Exercise brief: Copy out the data below verbatim.

[Begin Dataset content]

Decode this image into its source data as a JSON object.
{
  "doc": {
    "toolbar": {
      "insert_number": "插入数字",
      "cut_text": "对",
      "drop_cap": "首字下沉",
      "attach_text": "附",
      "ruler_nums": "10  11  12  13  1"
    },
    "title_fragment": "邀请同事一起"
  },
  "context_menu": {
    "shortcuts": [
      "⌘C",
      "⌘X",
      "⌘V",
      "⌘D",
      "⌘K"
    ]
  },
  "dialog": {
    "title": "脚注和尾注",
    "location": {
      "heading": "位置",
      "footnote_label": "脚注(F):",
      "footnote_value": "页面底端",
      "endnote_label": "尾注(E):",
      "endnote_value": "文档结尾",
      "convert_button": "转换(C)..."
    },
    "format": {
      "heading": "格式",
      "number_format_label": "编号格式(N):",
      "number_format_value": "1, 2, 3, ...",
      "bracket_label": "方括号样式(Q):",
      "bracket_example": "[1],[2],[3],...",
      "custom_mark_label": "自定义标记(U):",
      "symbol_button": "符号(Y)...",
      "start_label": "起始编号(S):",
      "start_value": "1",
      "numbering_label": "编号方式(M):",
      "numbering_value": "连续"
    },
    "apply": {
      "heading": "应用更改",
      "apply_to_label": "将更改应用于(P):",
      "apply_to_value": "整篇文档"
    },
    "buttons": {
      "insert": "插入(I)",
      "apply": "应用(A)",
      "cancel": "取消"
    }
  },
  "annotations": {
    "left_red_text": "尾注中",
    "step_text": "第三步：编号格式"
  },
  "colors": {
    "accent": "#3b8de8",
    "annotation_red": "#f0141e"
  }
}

[End Dataset content]

Exercise solution:
Decode this image into its source data as a JSON object.
{
  "doc": {
    "toolbar": {
      "insert_number": "插入数字",
      "cut_text": "对",
      "drop_cap": "首字下沉",
      "attach_text": "附",
      "ruler_nums": "10  11  12  13  1"
    },
    "title_fragment": "邀请同事一起"
  },
  "context_menu": {
    "shortcuts": [
      "⌘C",
      "⌘X",
      "⌘V",
      "⌘D",
      "⌘K"
    ]
  },
  "dialog": {
    "title": "脚注和尾注",
    "location": {
      "heading": "位置",
      "footnote_label": "脚注(F):",
      "footnote_value": "页面底端",
      "endnote_label": "尾注(E):",
      "endnote_value": "文档结尾",
      "convert_button": "转换(C)..."
    },
    "format": {
      "heading": "格式",
      "number_format_label": "编号格式(N):",
      "number_format_value": "1, 2, 3, ...",
      "bracket_label": "方括号样式(Q):",
      "bracket_example": "[1],[2],[3],...",
      "custom_mark_label": "自定义标记(U):",
      "symbol_button": "符号(Y)...",
      "start_label": "起始编号(S):",
      "start_value": "1",
      "numbering_label": "编号方式(M):",
      "numbering_value": "连续"
    },
    "apply": {
      "heading": "应用更改",
      "apply_to_label": "将更改应用于(P):",
      "apply_to_value": "整篇文档"
    },
    "buttons": {
      "insert": "插入(I)",
      "apply": "应用(A)",
      "cancel": "取消"
    }
  },
  "annotations": {
    "left_red_text": "尾注中",
    "step_text": "第三步：编号格式"
  },
  "colors": {
    "accent": "#3b8de8",
    "annotation_red": "#f0141e"
  }
}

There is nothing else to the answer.